INSTRUCTION: Rewrite the following entries, substituting "image" for "screenshot" and leaving everything else as it is. Omit the pictures from your output.
╭─ RAW RECORDS
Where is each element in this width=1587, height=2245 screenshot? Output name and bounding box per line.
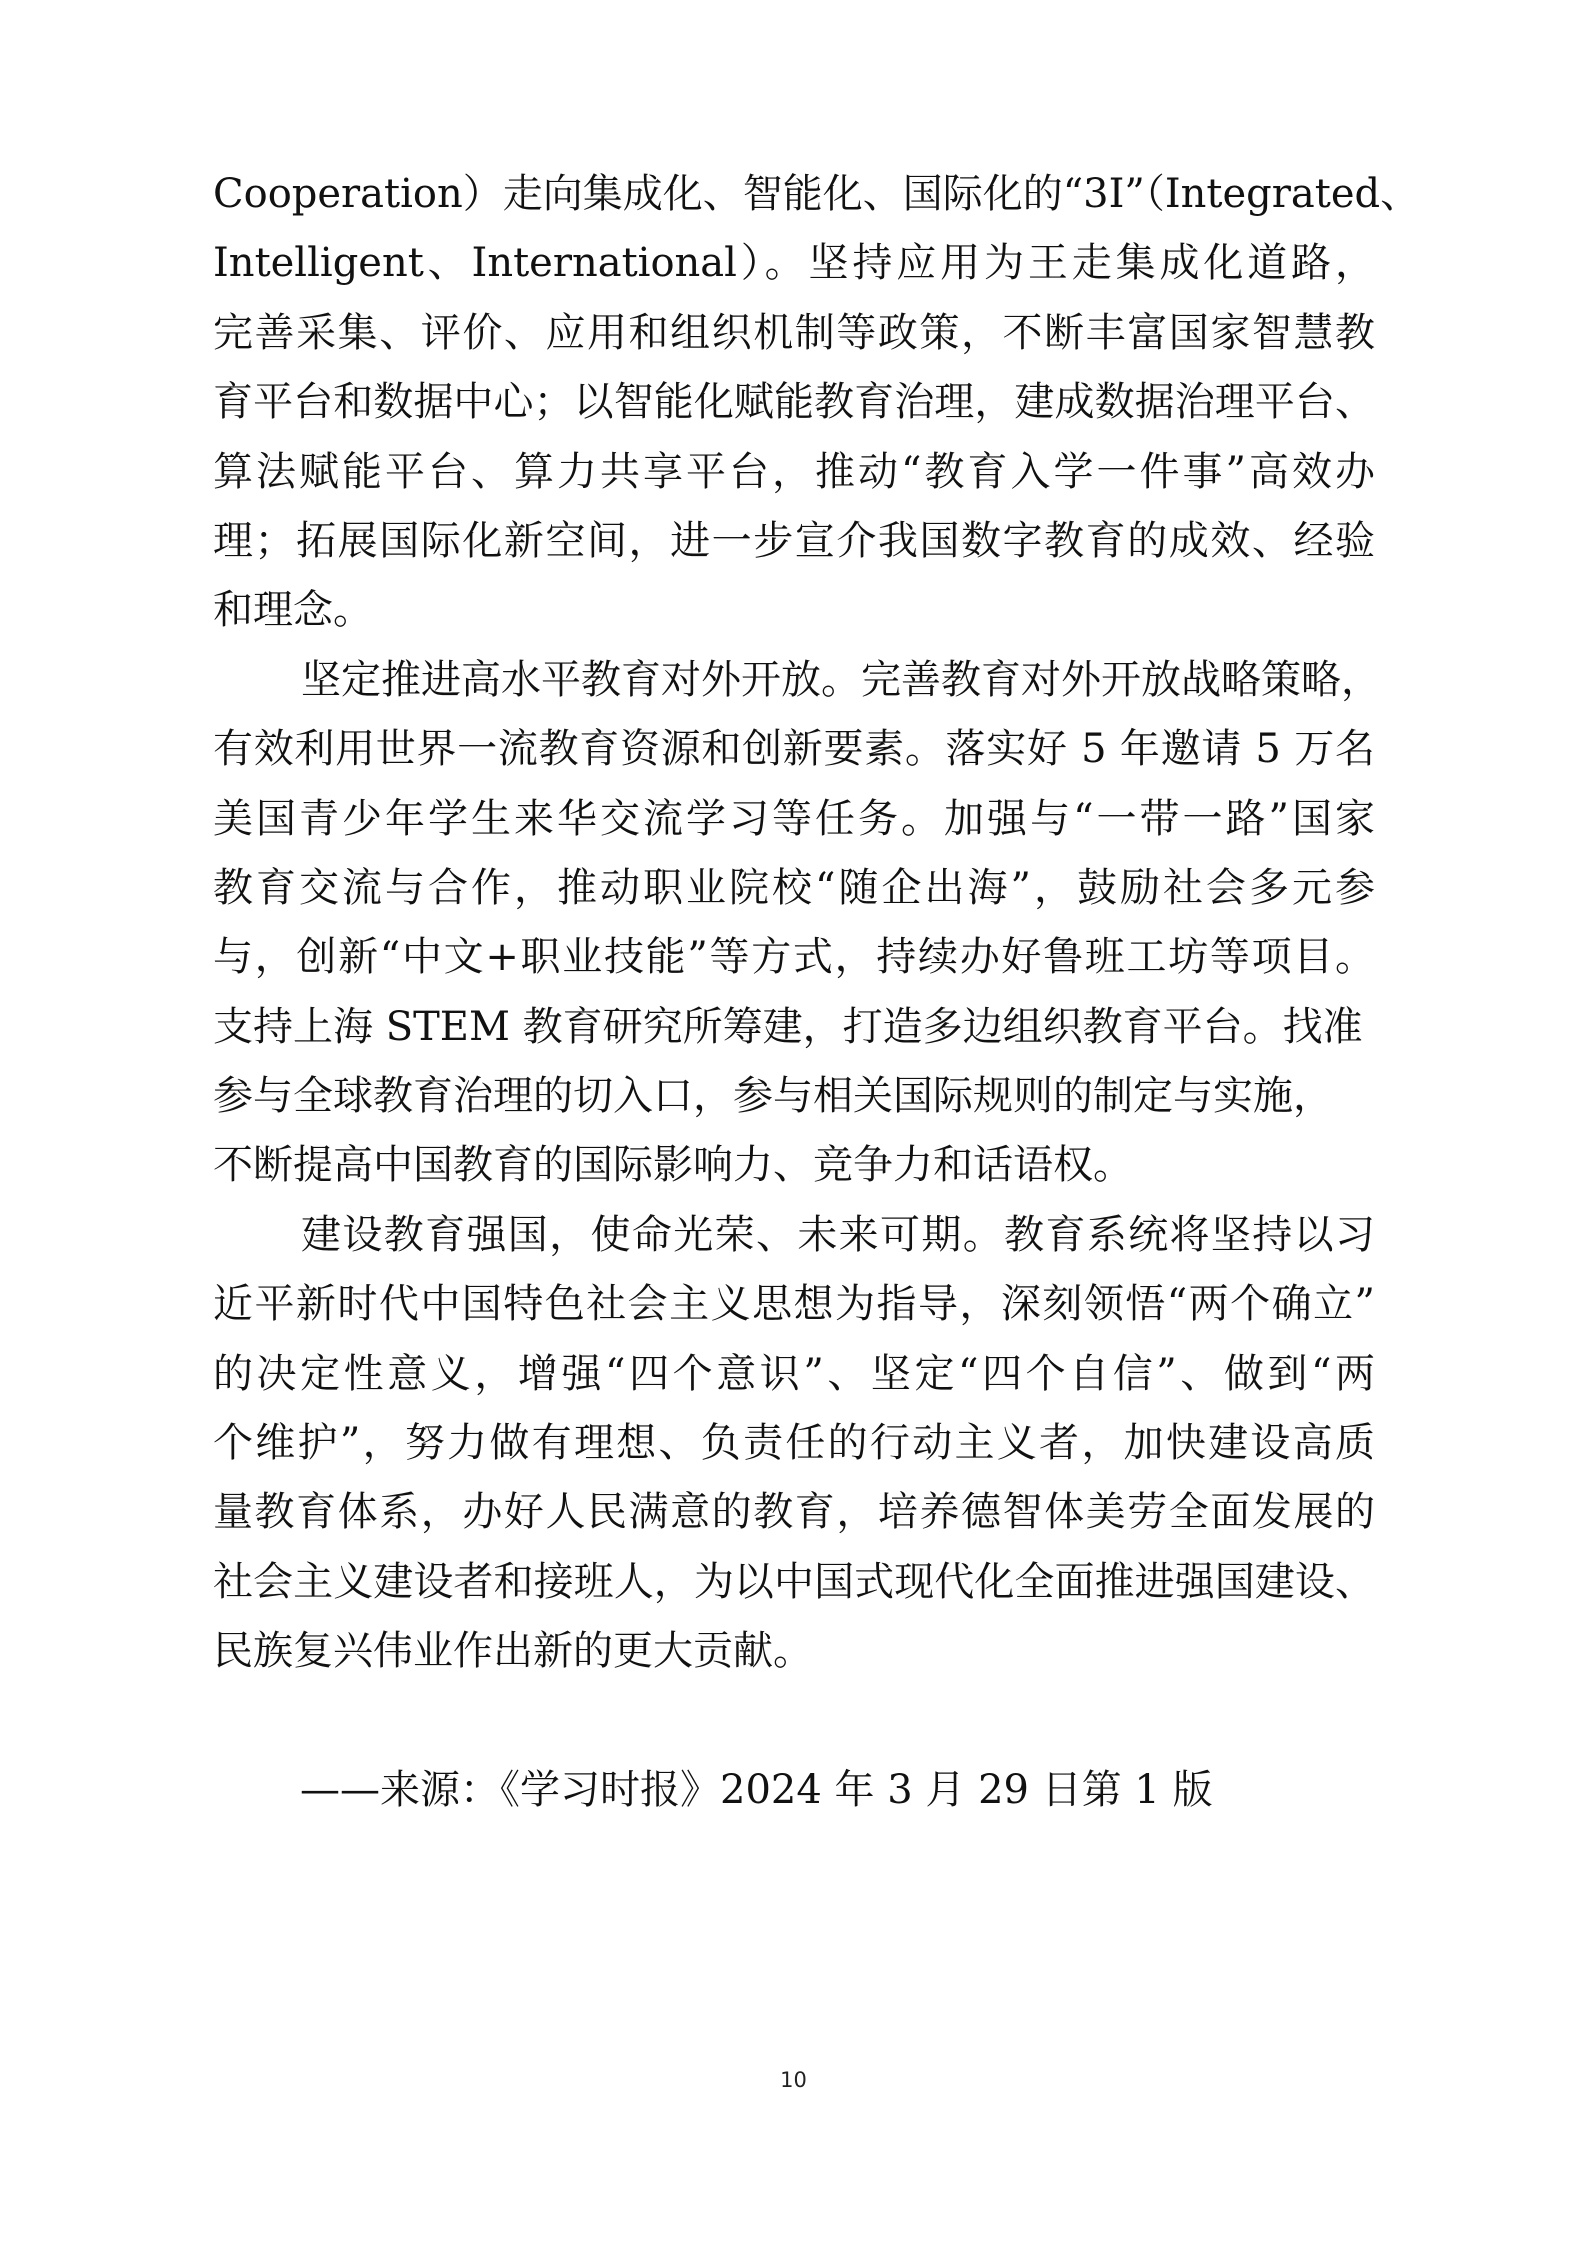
text-line: 民族复兴伟业作出新的更大贡献。 — [213, 1617, 1375, 1686]
text-line: 个维护”，努力做有理想、负责任的行动主义者，加快建设高质 — [213, 1409, 1375, 1478]
paragraph: 建设教育强国，使命光荣、未来可期。教育系统将坚持以习 近平新时代中国特色社会主义… — [213, 1201, 1375, 1687]
text-line: 算法赋能平台、算力共享平台，推动“教育入学一件事”高效办 — [213, 438, 1375, 507]
text-line: Intelligent、International）。坚持应用为王走集成化道路， — [213, 229, 1375, 298]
╰─
SOLVED EXERCISE:
Where is each element in this width=1587, height=2245 image? Output name and bounding box per line.
text-line: 民族复兴伟业作出新的更大贡献。 — [213, 1617, 1375, 1686]
text-line: 个维护”，努力做有理想、负责任的行动主义者，加快建设高质 — [213, 1409, 1375, 1478]
paragraph: 建设教育强国，使命光荣、未来可期。教育系统将坚持以习 近平新时代中国特色社会主义… — [213, 1201, 1375, 1687]
text-line: 算法赋能平台、算力共享平台，推动“教育入学一件事”高效办 — [213, 438, 1375, 507]
text-line: Intelligent、International）。坚持应用为王走集成化道路， — [213, 229, 1375, 298]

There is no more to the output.